REQUEST
Quote the entries word for word. Omit the pictures.

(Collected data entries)
[START]

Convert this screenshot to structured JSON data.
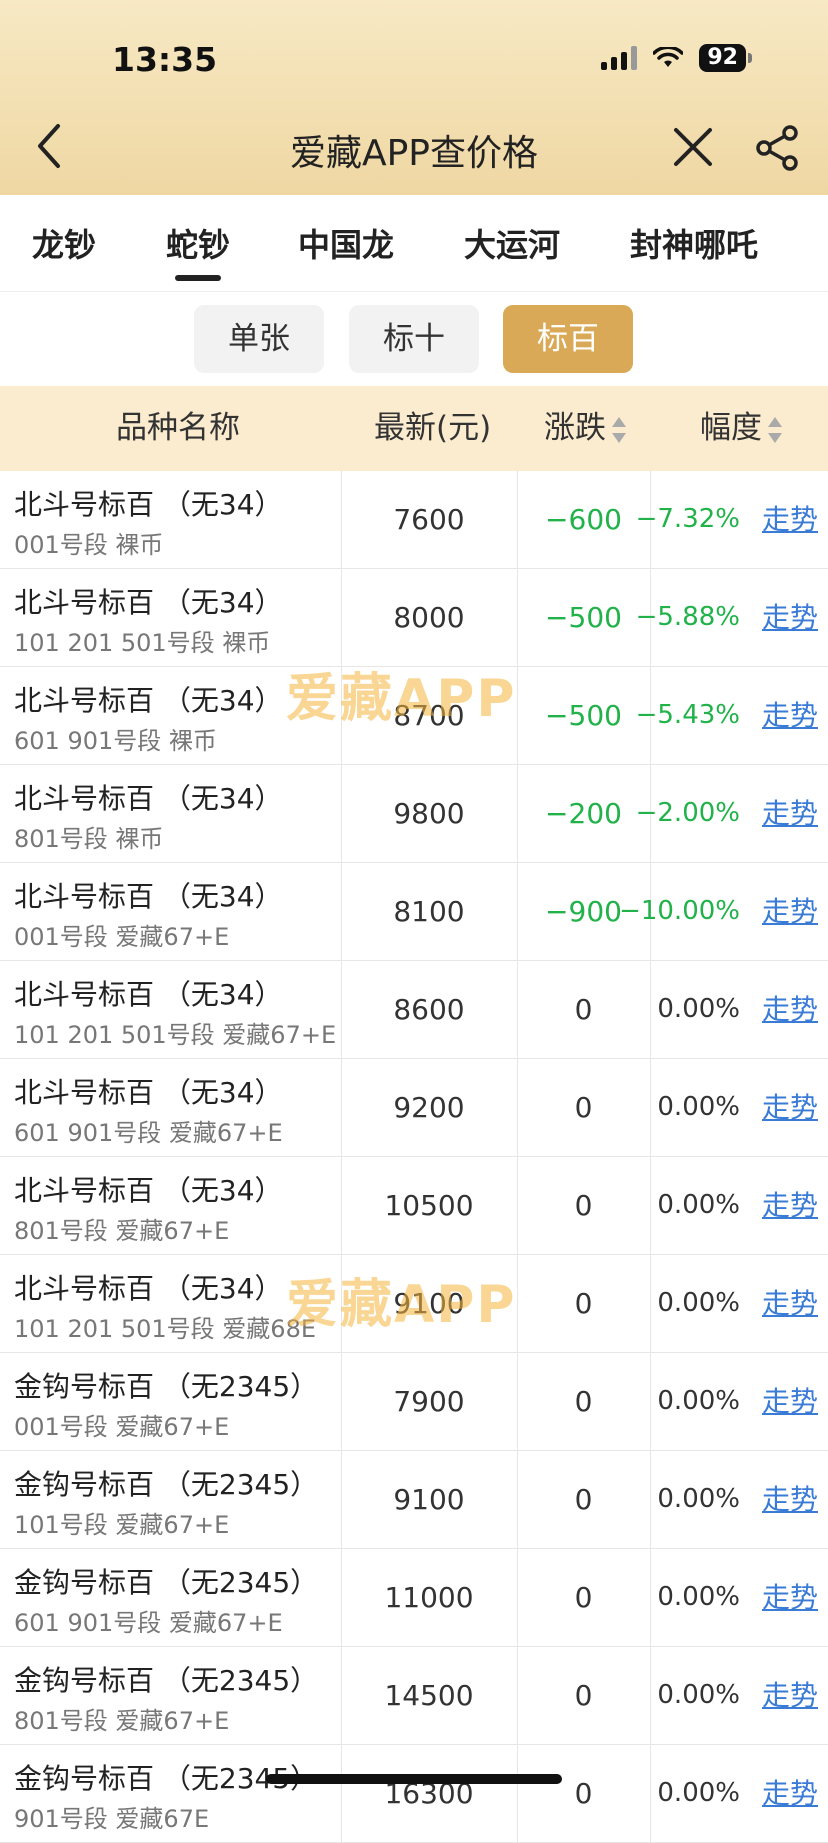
{
  "status": {
    "time": "13:35",
    "battery": "92"
  },
  "nav": {
    "title": "爱藏APP查价格"
  },
  "tabs": [
    "龙钞",
    "蛇钞",
    "中国龙",
    "大运河",
    "封神哪吒"
  ],
  "segments": [
    "单张",
    "标十",
    "标百"
  ],
  "table_header": {
    "name": "品种名称",
    "price": "最新(元)",
    "change": "涨跌",
    "pct": "幅度"
  },
  "watermark": "爱藏APP",
  "rows": [
    {
      "name": "北斗号标百  （无34）",
      "sub": "001号段 裸币",
      "price": "7600",
      "change": "−600",
      "pct": "−7.32%",
      "trend": "走势"
    },
    {
      "name": "北斗号标百  （无34）",
      "sub": "101 201 501号段 裸币",
      "price": "8000",
      "change": "−500",
      "pct": "−5.88%",
      "trend": "走势"
    },
    {
      "name": "北斗号标百  （无34）",
      "sub": "601 901号段 裸币",
      "price": "8700",
      "change": "−500",
      "pct": "−5.43%",
      "trend": "走势"
    },
    {
      "name": "北斗号标百  （无34）",
      "sub": "801号段 裸币",
      "price": "9800",
      "change": "−200",
      "pct": "−2.00%",
      "trend": "走势"
    },
    {
      "name": "北斗号标百  （无34）",
      "sub": "001号段 爱藏67+E",
      "price": "8100",
      "change": "−900",
      "pct": "−10.00%",
      "trend": "走势"
    },
    {
      "name": "北斗号标百  （无34）",
      "sub": "101 201 501号段 爱藏67+E",
      "price": "8600",
      "change": "0",
      "pct": "0.00%",
      "trend": "走势"
    },
    {
      "name": "北斗号标百  （无34）",
      "sub": "601 901号段 爱藏67+E",
      "price": "9200",
      "change": "0",
      "pct": "0.00%",
      "trend": "走势"
    },
    {
      "name": "北斗号标百  （无34）",
      "sub": "801号段 爱藏67+E",
      "price": "10500",
      "change": "0",
      "pct": "0.00%",
      "trend": "走势"
    },
    {
      "name": "北斗号标百  （无34）",
      "sub": "101 201 501号段 爱藏68E",
      "price": "9100",
      "change": "0",
      "pct": "0.00%",
      "trend": "走势"
    },
    {
      "name": "金钩号标百  （无2345）",
      "sub": "001号段 爱藏67+E",
      "price": "7900",
      "change": "0",
      "pct": "0.00%",
      "trend": "走势"
    },
    {
      "name": "金钩号标百  （无2345）",
      "sub": "101号段 爱藏67+E",
      "price": "9100",
      "change": "0",
      "pct": "0.00%",
      "trend": "走势"
    },
    {
      "name": "金钩号标百  （无2345）",
      "sub": "601 901号段 爱藏67+E",
      "price": "11000",
      "change": "0",
      "pct": "0.00%",
      "trend": "走势"
    },
    {
      "name": "金钩号标百  （无2345）",
      "sub": "801号段 爱藏67+E",
      "price": "14500",
      "change": "0",
      "pct": "0.00%",
      "trend": "走势"
    },
    {
      "name": "金钩号标百  （无2345）",
      "sub": "901号段 爱藏67E",
      "price": "16300",
      "change": "0",
      "pct": "0.00%",
      "trend": "走势"
    }
  ],
  "colors": {
    "accent": "#d9a958",
    "negative": "#21b24a",
    "link": "#3a7bd5",
    "header_bg": "#fbecd0"
  }
}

[END]

SOLUTION TO THE EXERCISE
Convert this screenshot to structured JSON data.
{
  "status": {
    "time": "13:35",
    "battery": "92"
  },
  "nav": {
    "title": "爱藏APP查价格"
  },
  "tabs": [
    "龙钞",
    "蛇钞",
    "中国龙",
    "大运河",
    "封神哪吒"
  ],
  "segments": [
    "单张",
    "标十",
    "标百"
  ],
  "table_header": {
    "name": "品种名称",
    "price": "最新(元)",
    "change": "涨跌",
    "pct": "幅度"
  },
  "watermark": "爱藏APP",
  "rows": [
    {
      "name": "北斗号标百  （无34）",
      "sub": "001号段 裸币",
      "price": "7600",
      "change": "−600",
      "pct": "−7.32%",
      "trend": "走势"
    },
    {
      "name": "北斗号标百  （无34）",
      "sub": "101 201 501号段 裸币",
      "price": "8000",
      "change": "−500",
      "pct": "−5.88%",
      "trend": "走势"
    },
    {
      "name": "北斗号标百  （无34）",
      "sub": "601 901号段 裸币",
      "price": "8700",
      "change": "−500",
      "pct": "−5.43%",
      "trend": "走势"
    },
    {
      "name": "北斗号标百  （无34）",
      "sub": "801号段 裸币",
      "price": "9800",
      "change": "−200",
      "pct": "−2.00%",
      "trend": "走势"
    },
    {
      "name": "北斗号标百  （无34）",
      "sub": "001号段 爱藏67+E",
      "price": "8100",
      "change": "−900",
      "pct": "−10.00%",
      "trend": "走势"
    },
    {
      "name": "北斗号标百  （无34）",
      "sub": "101 201 501号段 爱藏67+E",
      "price": "8600",
      "change": "0",
      "pct": "0.00%",
      "trend": "走势"
    },
    {
      "name": "北斗号标百  （无34）",
      "sub": "601 901号段 爱藏67+E",
      "price": "9200",
      "change": "0",
      "pct": "0.00%",
      "trend": "走势"
    },
    {
      "name": "北斗号标百  （无34）",
      "sub": "801号段 爱藏67+E",
      "price": "10500",
      "change": "0",
      "pct": "0.00%",
      "trend": "走势"
    },
    {
      "name": "北斗号标百  （无34）",
      "sub": "101 201 501号段 爱藏68E",
      "price": "9100",
      "change": "0",
      "pct": "0.00%",
      "trend": "走势"
    },
    {
      "name": "金钩号标百  （无2345）",
      "sub": "001号段 爱藏67+E",
      "price": "7900",
      "change": "0",
      "pct": "0.00%",
      "trend": "走势"
    },
    {
      "name": "金钩号标百  （无2345）",
      "sub": "101号段 爱藏67+E",
      "price": "9100",
      "change": "0",
      "pct": "0.00%",
      "trend": "走势"
    },
    {
      "name": "金钩号标百  （无2345）",
      "sub": "601 901号段 爱藏67+E",
      "price": "11000",
      "change": "0",
      "pct": "0.00%",
      "trend": "走势"
    },
    {
      "name": "金钩号标百  （无2345）",
      "sub": "801号段 爱藏67+E",
      "price": "14500",
      "change": "0",
      "pct": "0.00%",
      "trend": "走势"
    },
    {
      "name": "金钩号标百  （无2345）",
      "sub": "901号段 爱藏67E",
      "price": "16300",
      "change": "0",
      "pct": "0.00%",
      "trend": "走势"
    }
  ],
  "colors": {
    "accent": "#d9a958",
    "negative": "#21b24a",
    "link": "#3a7bd5",
    "header_bg": "#fbecd0"
  }
}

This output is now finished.